> [Work to complete]
Your response should consist of one number, the count of lines below that contain "papers".

- - - - -

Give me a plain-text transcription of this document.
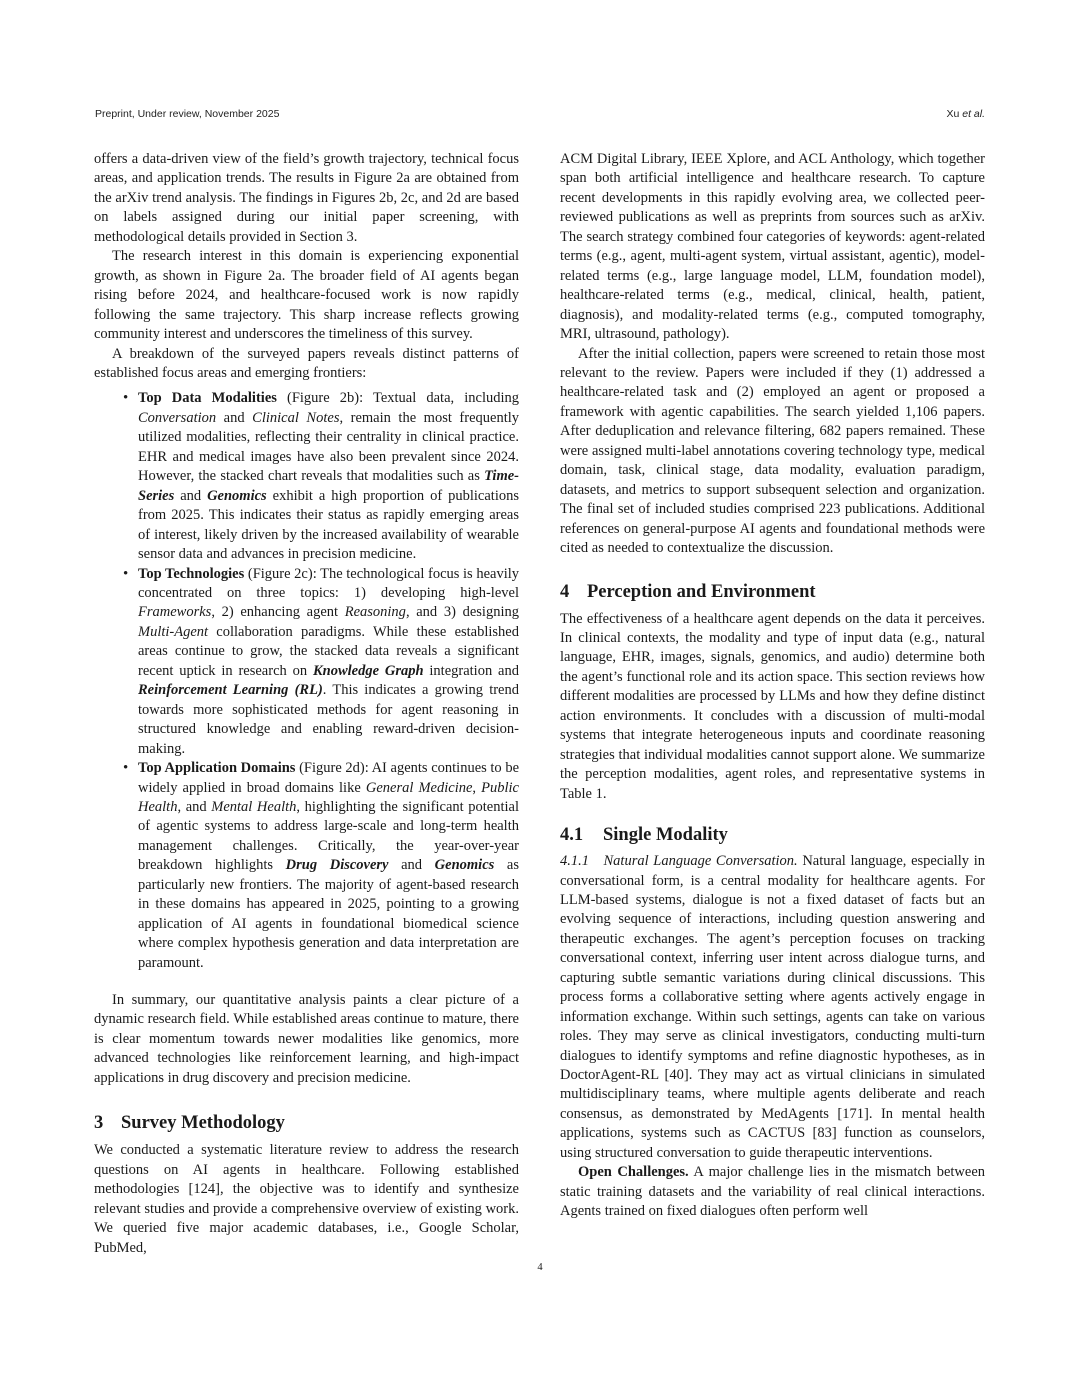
Preprint, Under review, November 2025	Xu et al.

offers a data-driven view of the field’s growth trajectory, technical focus areas, and application trends. The results in Figure 2a are obtained from the arXiv trend analysis. The findings in Figures 2b, 2c, and 2d are based on labels assigned during our initial paper screening, with methodological details provided in Section 3.

The research interest in this domain is experiencing exponential growth, as shown in Figure 2a. The broader field of AI agents began rising before 2024, and healthcare-focused work is now rapidly following the same trajectory. This sharp increase reflects growing community interest and underscores the timeliness of this survey.

A breakdown of the surveyed papers reveals distinct patterns of established focus areas and emerging frontiers:

• Top Data Modalities (Figure 2b): Textual data, including Conversation and Clinical Notes, remain the most frequently utilized modalities, reflecting their centrality in clinical practice. EHR and medical images have also been prevalent since 2024. However, the stacked chart reveals that modalities such as Time-Series and Genomics exhibit a high proportion of publications from 2025. This indicates their status as rapidly emerging areas of interest, likely driven by the increased availability of wearable sensor data and advances in precision medicine.
• Top Technologies (Figure 2c): The technological focus is heavily concentrated on three topics: 1) developing high-level Frameworks, 2) enhancing agent Reasoning, and 3) designing Multi-Agent collaboration paradigms. While these established areas continue to grow, the stacked data reveals a significant recent uptick in research on Knowledge Graph integration and Reinforcement Learning (RL). This indicates a growing trend towards more sophisticated methods for agent reasoning in structured knowledge and enabling reward-driven decision-making.
• Top Application Domains (Figure 2d): AI agents continues to be widely applied in broad domains like General Medicine, Public Health, and Mental Health, highlighting the significant potential of agentic systems to address large-scale and long-term health management challenges. Critically, the year-over-year breakdown highlights Drug Discovery and Genomics as particularly new frontiers. The majority of agent-based research in these domains has appeared in 2025, pointing to a growing application of AI agents in foundational biomedical science where complex hypothesis generation and data interpretation are paramount.

In summary, our quantitative analysis paints a clear picture of a dynamic research field. While established areas continue to mature, there is clear momentum towards newer modalities like genomics, more advanced technologies like reinforcement learning, and high-impact applications in drug discovery and precision medicine.

3 Survey Methodology

We conducted a systematic literature review to address the research questions on AI agents in healthcare. Following established methodologies [124], the objective was to identify and synthesize relevant studies and provide a comprehensive overview of existing work. We queried five major academic databases, i.e., Google Scholar, PubMed,

ACM Digital Library, IEEE Xplore, and ACL Anthology, which together span both artificial intelligence and healthcare research. To capture recent developments in this rapidly evolving area, we collected peer-reviewed publications as well as preprints from sources such as arXiv. The search strategy combined four categories of keywords: agent-related terms (e.g., agent, multi-agent system, virtual assistant, agentic), model-related terms (e.g., large language model, LLM, foundation model), healthcare-related terms (e.g., medical, clinical, health, patient, diagnosis), and modality-related terms (e.g., computed tomography, MRI, ultrasound, pathology).

After the initial collection, papers were screened to retain those most relevant to the review. Papers were included if they (1) addressed a healthcare-related task and (2) employed an agent or proposed a framework with agentic capabilities. The search yielded 1,106 papers. After deduplication and relevance filtering, 682 papers remained. These were assigned multi-label annotations covering technology type, medical domain, task, clinical stage, data modality, evaluation paradigm, datasets, and metrics to support subsequent selection and organization. The final set of included studies comprised 223 publications. Additional references on general-purpose AI agents and foundational methods were cited as needed to contextualize the discussion.

4 Perception and Environment

The effectiveness of a healthcare agent depends on the data it perceives. In clinical contexts, the modality and type of input data (e.g., natural language, EHR, images, signals, genomics, and audio) determine both the agent’s functional role and its action space. This section reviews how different modalities are processed by LLMs and how they define distinct action environments. It concludes with a discussion of multi-modal systems that integrate heterogeneous inputs and coordinate reasoning strategies that individual modalities cannot support alone. We summarize the perception modalities, agent roles, and representative systems in Table 1.

4.1 Single Modality

4.1.1  Natural Language Conversation. Natural language, especially in conversational form, is a central modality for healthcare agents. For LLM-based systems, dialogue is not a fixed dataset of facts but an evolving sequence of interactions, including question answering and therapeutic exchanges. The agent’s perception focuses on tracking conversational context, inferring user intent across dialogue turns, and capturing subtle semantic variations during clinical discussions. This process forms a collaborative setting where agents actively engage in information exchange. Within such settings, agents can take on various roles. They may serve as clinical investigators, conducting multi-turn dialogues to identify symptoms and refine diagnostic hypotheses, as in DoctorAgent-RL [40]. They may act as virtual clinicians in simulated multidisciplinary teams, where multiple agents deliberate and reach consensus, as demonstrated by MedAgents [171]. In mental health applications, systems such as CACTUS [83] function as counselors, using structured conversation to guide therapeutic interventions.

Open Challenges. A major challenge lies in the mismatch between static training datasets and the variability of real clinical interactions. Agents trained on fixed dialogues often perform well

4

- - - - -

> [Solution for this problem]
2